- WORK TO DO:
Transcribe the entries below exactly.

- DATASET EXTRACT:

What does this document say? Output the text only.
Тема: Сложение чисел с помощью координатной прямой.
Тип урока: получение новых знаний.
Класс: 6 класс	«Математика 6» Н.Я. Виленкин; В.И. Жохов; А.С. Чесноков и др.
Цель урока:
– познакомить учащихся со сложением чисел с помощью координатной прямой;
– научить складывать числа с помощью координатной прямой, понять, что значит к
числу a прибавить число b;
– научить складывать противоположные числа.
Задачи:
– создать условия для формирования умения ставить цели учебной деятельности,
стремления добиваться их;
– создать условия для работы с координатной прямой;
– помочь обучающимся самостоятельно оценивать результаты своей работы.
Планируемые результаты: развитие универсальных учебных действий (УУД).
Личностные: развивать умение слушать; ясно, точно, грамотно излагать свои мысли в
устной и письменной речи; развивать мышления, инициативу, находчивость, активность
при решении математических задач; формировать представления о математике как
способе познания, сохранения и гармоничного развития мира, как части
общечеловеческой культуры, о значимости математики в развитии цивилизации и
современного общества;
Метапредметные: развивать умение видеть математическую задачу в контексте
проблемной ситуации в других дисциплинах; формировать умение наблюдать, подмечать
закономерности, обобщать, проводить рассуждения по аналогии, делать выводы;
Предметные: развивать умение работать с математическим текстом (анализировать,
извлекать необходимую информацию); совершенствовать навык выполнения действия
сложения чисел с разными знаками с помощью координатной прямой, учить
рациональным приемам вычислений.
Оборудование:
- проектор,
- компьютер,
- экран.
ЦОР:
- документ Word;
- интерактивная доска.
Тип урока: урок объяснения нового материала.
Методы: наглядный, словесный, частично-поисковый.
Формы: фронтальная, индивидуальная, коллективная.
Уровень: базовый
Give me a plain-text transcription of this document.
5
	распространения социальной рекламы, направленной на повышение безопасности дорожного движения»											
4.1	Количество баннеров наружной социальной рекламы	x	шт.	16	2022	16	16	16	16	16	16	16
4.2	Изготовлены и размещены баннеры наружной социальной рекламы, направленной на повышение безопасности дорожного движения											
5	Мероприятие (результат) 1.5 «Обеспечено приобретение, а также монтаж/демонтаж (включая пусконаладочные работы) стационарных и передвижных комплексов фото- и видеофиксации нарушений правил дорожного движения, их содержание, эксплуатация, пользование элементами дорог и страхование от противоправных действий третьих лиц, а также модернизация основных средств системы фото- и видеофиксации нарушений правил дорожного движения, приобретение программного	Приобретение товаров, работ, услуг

- EXPECTED OUTPUT:
What does this document say? Output the text only.
Тема: Сложение чисел с помощью координатной прямой.
Тип урока: получение новых знаний.
Класс: 6 класс	«Математика 6» Н.Я. Виленкин; В.И. Жохов; А.С. Чесноков и др.
Цель урока:
– познакомить учащихся со сложением чисел с помощью координатной прямой;
– научить складывать числа с помощью координатной прямой, понять, что значит к
числу a прибавить число b;
– научить складывать противоположные числа.
Задачи:
– создать условия для формирования умения ставить цели учебной деятельности,
стремления добиваться их;
– создать условия для работы с координатной прямой;
– помочь обучающимся самостоятельно оценивать результаты своей работы.
Планируемые результаты: развитие универсальных учебных действий (УУД).
Личностные: развивать умение слушать; ясно, точно, грамотно излагать свои мысли в
устной и письменной речи; развивать мышления, инициативу, находчивость, активность
при решении математических задач; формировать представления о математике как
способе познания, сохранения и гармоничного развития мира, как части
общечеловеческой культуры, о значимости математики в развитии цивилизации и
современного общества;
Метапредметные: развивать умение видеть математическую задачу в контексте
проблемной ситуации в других дисциплинах; формировать умение наблюдать, подмечать
закономерности, обобщать, проводить рассуждения по аналогии, делать выводы;
Предметные: развивать умение работать с математическим текстом (анализировать,
извлекать необходимую информацию); совершенствовать навык выполнения действия
сложения чисел с разными знаками с помощью координатной прямой, учить
рациональным приемам вычислений.
Оборудование:
- проектор,
- компьютер,
- экран.
ЦОР:
- документ Word;
- интерактивная доска.
Тип урока: урок объяснения нового материала.
Методы: наглядный, словесный, частично-поисковый.
Формы: фронтальная, индивидуальная, коллективная.
Уровень: базовый
Give me a plain-text transcription of this document.
5
	распространения социальной рекламы, направленной на повышение безопасности дорожного движения»											
4.1	Количество баннеров наружной социальной рекламы	x	шт.	16	2022	16	16	16	16	16	16	16
4.2	Изготовлены и размещены баннеры наружной социальной рекламы, направленной на повышение безопасности дорожного движения											
5	Мероприятие (результат) 1.5 «Обеспечено приобретение, а также монтаж/демонтаж (включая пусконаладочные работы) стационарных и передвижных комплексов фото- и видеофиксации нарушений правил дорожного движения, их содержание, эксплуатация, пользование элементами дорог и страхование от противоправных действий третьих лиц, а также модернизация основных средств системы фото- и видеофиксации нарушений правил дорожного движения, приобретение программного	Приобретение товаров, работ, услуг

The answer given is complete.